● Brief
Repeat the entries below exactly as they appear, with no pictures.

(Dataset items)
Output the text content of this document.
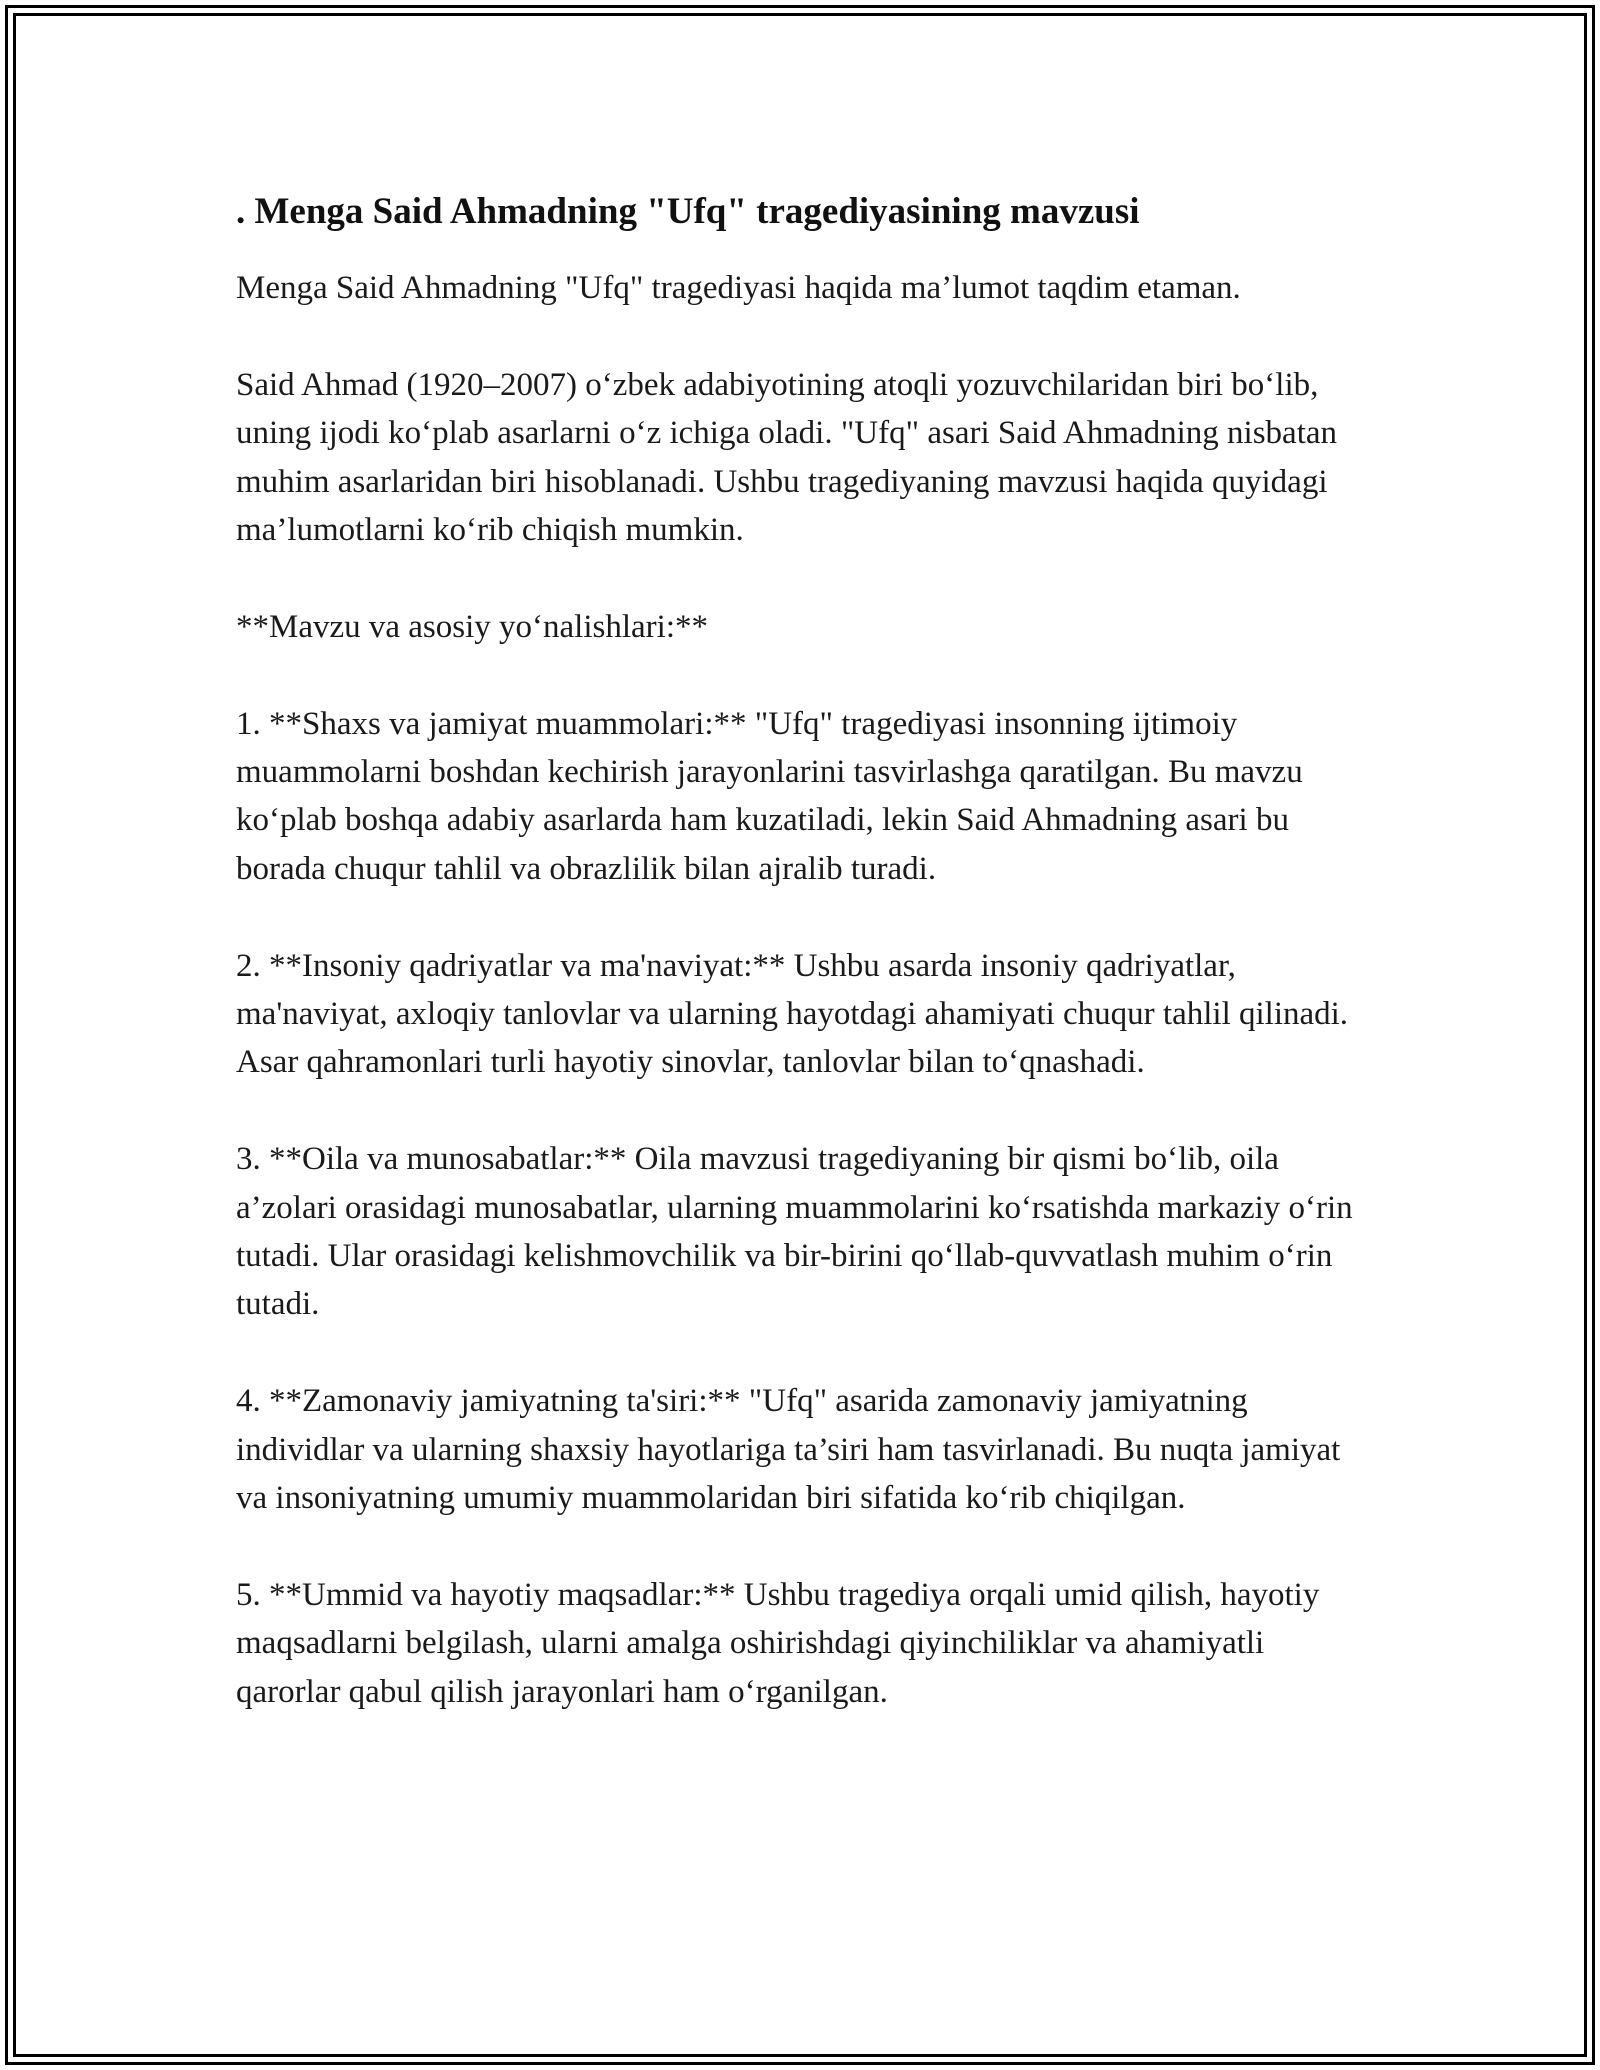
. Menga Said Ahmadning "Ufq" tragediyasining mavzusi

Menga Said Ahmadning "Ufq" tragediyasi haqida ma’lumot taqdim etaman.

Said Ahmad (1920–2007) o‘zbek adabiyotining atoqli yozuvchilaridan biri bo‘lib, uning ijodi ko‘plab asarlarni o‘z ichiga oladi. "Ufq" asari Said Ahmadning nisbatan muhim asarlaridan biri hisoblanadi. Ushbu tragediyaning mavzusi haqida quyidagi ma’lumotlarni ko‘rib chiqish mumkin.

**Mavzu va asosiy yo‘nalishlari:**

1. **Shaxs va jamiyat muammolari:** "Ufq" tragediyasi insonning ijtimoiy muammolarni boshdan kechirish jarayonlarini tasvirlashga qaratilgan. Bu mavzu ko‘plab boshqa adabiy asarlarda ham kuzatiladi, lekin Said Ahmadning asari bu borada chuqur tahlil va obrazlilik bilan ajralib turadi.

2. **Insoniy qadriyatlar va ma'naviyat:** Ushbu asarda insoniy qadriyatlar, ma'naviyat, axloqiy tanlovlar va ularning hayotdagi ahamiyati chuqur tahlil qilinadi. Asar qahramonlari turli hayotiy sinovlar, tanlovlar bilan to‘qnashadi.

3. **Oila va munosabatlar:** Oila mavzusi tragediyaning bir qismi bo‘lib, oila a’zolari orasidagi munosabatlar, ularning muammolarini ko‘rsatishda markaziy o‘rin tutadi. Ular orasidagi kelishmovchilik va bir-birini qo‘llab-quvvatlash muhim o‘rin tutadi.

4. **Zamonaviy jamiyatning ta'siri:** "Ufq" asarida zamonaviy jamiyatning individlar va ularning shaxsiy hayotlariga ta’siri ham tasvirlanadi. Bu nuqta jamiyat va insoniyatning umumiy muammolaridan biri sifatida ko‘rib chiqilgan.

5. **Ummid va hayotiy maqsadlar:** Ushbu tragediya orqali umid qilish, hayotiy maqsadlarni belgilash, ularni amalga oshirishdagi qiyinchiliklar va ahamiyatli qarorlar qabul qilish jarayonlari ham o‘rganilgan.
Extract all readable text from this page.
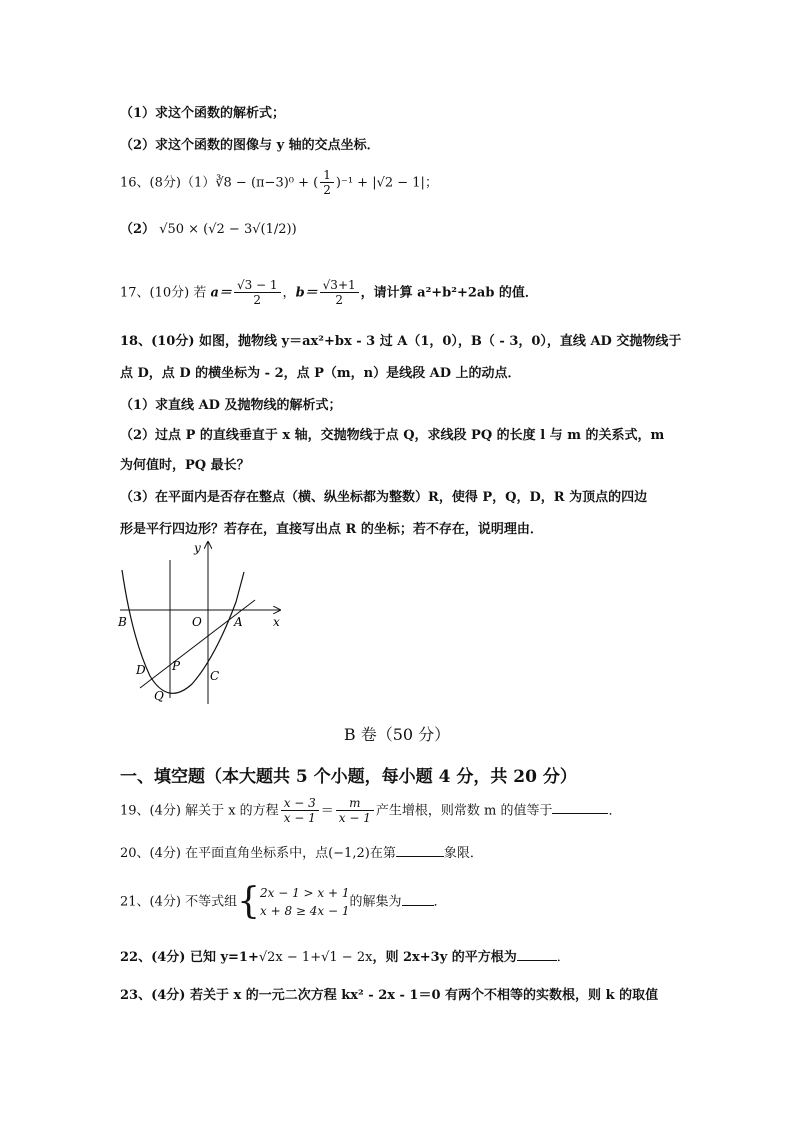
（1）求这个函数的解析式；
（2）求这个函数的图像与 y 轴的交点坐标．
16、(8分)（1）∛8 − (π−3)⁰ + ( $\frac{1}{2} )^{-1} + |√2 - 1|$；
（2） √50 × (√2 − 3√(1/2))
17、(10分) 若 $a= \frac{√3 - 1}{2}$ ，$b= \frac{√3+1}{2}$ ，请计算 a²+b²+2ab 的值．
18、(10分) 如图，抛物线 y＝ax²+bx - 3 过 A（1，0），B（ - 3，0），直线 AD 交抛物线于
点 D，点 D 的横坐标为 - 2，点 P（m，n）是线段 AD 上的动点．
（1）求直线 AD 及抛物线的解析式；
（2）过点 P 的直线垂直于 x 轴，交抛物线于点 Q，求线段 PQ 的长度 l 与 m 的关系式，m
为何值时，PQ 最长？
（3）在平面内是否存在整点（横、纵坐标都为整数）R，使得 P，Q，D，R 为顶点的四边
形是平行四边形？若存在，直接写出点 R 的坐标；若不存在，说明理由．
y
x
B	O	A
D P
C
Q
B 卷（50 分）
一、填空题（本大题共 5 个小题，每小题 4 分，共 20 分）
19、(4分) 解关于 x 的方程 $\frac{x - 3}{x - 1} = \frac{m}{x - 1}$ 产生增根，则常数 m 的值等于	．
20、(4分) 在平面直角坐标系中，点(−1,2)在第	象限．
21、(4分) 不等式组{ 2x − 1 > x + 1
x + 8 ≥ 4x − 1
的解集为 ．
22、(4分) 已知 y=1+√2x − 1+√1 − 2x，则 2x+3y 的平方根为	．
23、(4分) 若关于 x 的一元二次方程 kx² - 2x - 1＝0 有两个不相等的实数根，则 k 的取值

● Correct result
Output the text content of this document.
. Menga Said Ahmadning "Ufq" tragediyasining mavzusi

Menga Said Ahmadning "Ufq" tragediyasi haqida ma’lumot taqdim etaman.

Said Ahmad (1920–2007) o‘zbek adabiyotining atoqli yozuvchilaridan biri bo‘lib, uning ijodi ko‘plab asarlarni o‘z ichiga oladi. "Ufq" asari Said Ahmadning nisbatan muhim asarlaridan biri hisoblanadi. Ushbu tragediyaning mavzusi haqida quyidagi ma’lumotlarni ko‘rib chiqish mumkin.

**Mavzu va asosiy yo‘nalishlari:**

1. **Shaxs va jamiyat muammolari:** "Ufq" tragediyasi insonning ijtimoiy muammolarni boshdan kechirish jarayonlarini tasvirlashga qaratilgan. Bu mavzu ko‘plab boshqa adabiy asarlarda ham kuzatiladi, lekin Said Ahmadning asari bu borada chuqur tahlil va obrazlilik bilan ajralib turadi.

2. **Insoniy qadriyatlar va ma'naviyat:** Ushbu asarda insoniy qadriyatlar, ma'naviyat, axloqiy tanlovlar va ularning hayotdagi ahamiyati chuqur tahlil qilinadi. Asar qahramonlari turli hayotiy sinovlar, tanlovlar bilan to‘qnashadi.

3. **Oila va munosabatlar:** Oila mavzusi tragediyaning bir qismi bo‘lib, oila a’zolari orasidagi munosabatlar, ularning muammolarini ko‘rsatishda markaziy o‘rin tutadi. Ular orasidagi kelishmovchilik va bir-birini qo‘llab-quvvatlash muhim o‘rin tutadi.

4. **Zamonaviy jamiyatning ta'siri:** "Ufq" asarida zamonaviy jamiyatning individlar va ularning shaxsiy hayotlariga ta’siri ham tasvirlanadi. Bu nuqta jamiyat va insoniyatning umumiy muammolaridan biri sifatida ko‘rib chiqilgan.

5. **Ummid va hayotiy maqsadlar:** Ushbu tragediya orqali umid qilish, hayotiy maqsadlarni belgilash, ularni amalga oshirishdagi qiyinchiliklar va ahamiyatli qarorlar qabul qilish jarayonlari ham o‘rganilgan.
Extract all readable text from this page.
（1）求这个函数的解析式；
（2）求这个函数的图像与 y 轴的交点坐标．
16、(8分)（1）∛8 − (π−3)⁰ + ( $\frac{1}{2} )^{-1} + |√2 - 1|$；
（2） √50 × (√2 − 3√(1/2))
17、(10分) 若 $a= \frac{√3 - 1}{2}$ ，$b= \frac{√3+1}{2}$ ，请计算 a²+b²+2ab 的值．
18、(10分) 如图，抛物线 y＝ax²+bx - 3 过 A（1，0），B（ - 3，0），直线 AD 交抛物线于
点 D，点 D 的横坐标为 - 2，点 P（m，n）是线段 AD 上的动点．
（1）求直线 AD 及抛物线的解析式；
（2）过点 P 的直线垂直于 x 轴，交抛物线于点 Q，求线段 PQ 的长度 l 与 m 的关系式，m
为何值时，PQ 最长？
（3）在平面内是否存在整点（横、纵坐标都为整数）R，使得 P，Q，D，R 为顶点的四边
形是平行四边形？若存在，直接写出点 R 的坐标；若不存在，说明理由．
y
x
B	O	A
D P
C
Q
B 卷（50 分）
一、填空题（本大题共 5 个小题，每小题 4 分，共 20 分）
19、(4分) 解关于 x 的方程 $\frac{x - 3}{x - 1} = \frac{m}{x - 1}$ 产生增根，则常数 m 的值等于	．
20、(4分) 在平面直角坐标系中，点(−1,2)在第	象限．
21、(4分) 不等式组{ 2x − 1 > x + 1
x + 8 ≥ 4x − 1
的解集为 ．
22、(4分) 已知 y=1+√2x − 1+√1 − 2x，则 2x+3y 的平方根为	．
23、(4分) 若关于 x 的一元二次方程 kx² - 2x - 1＝0 有两个不相等的实数根，则 k 的取值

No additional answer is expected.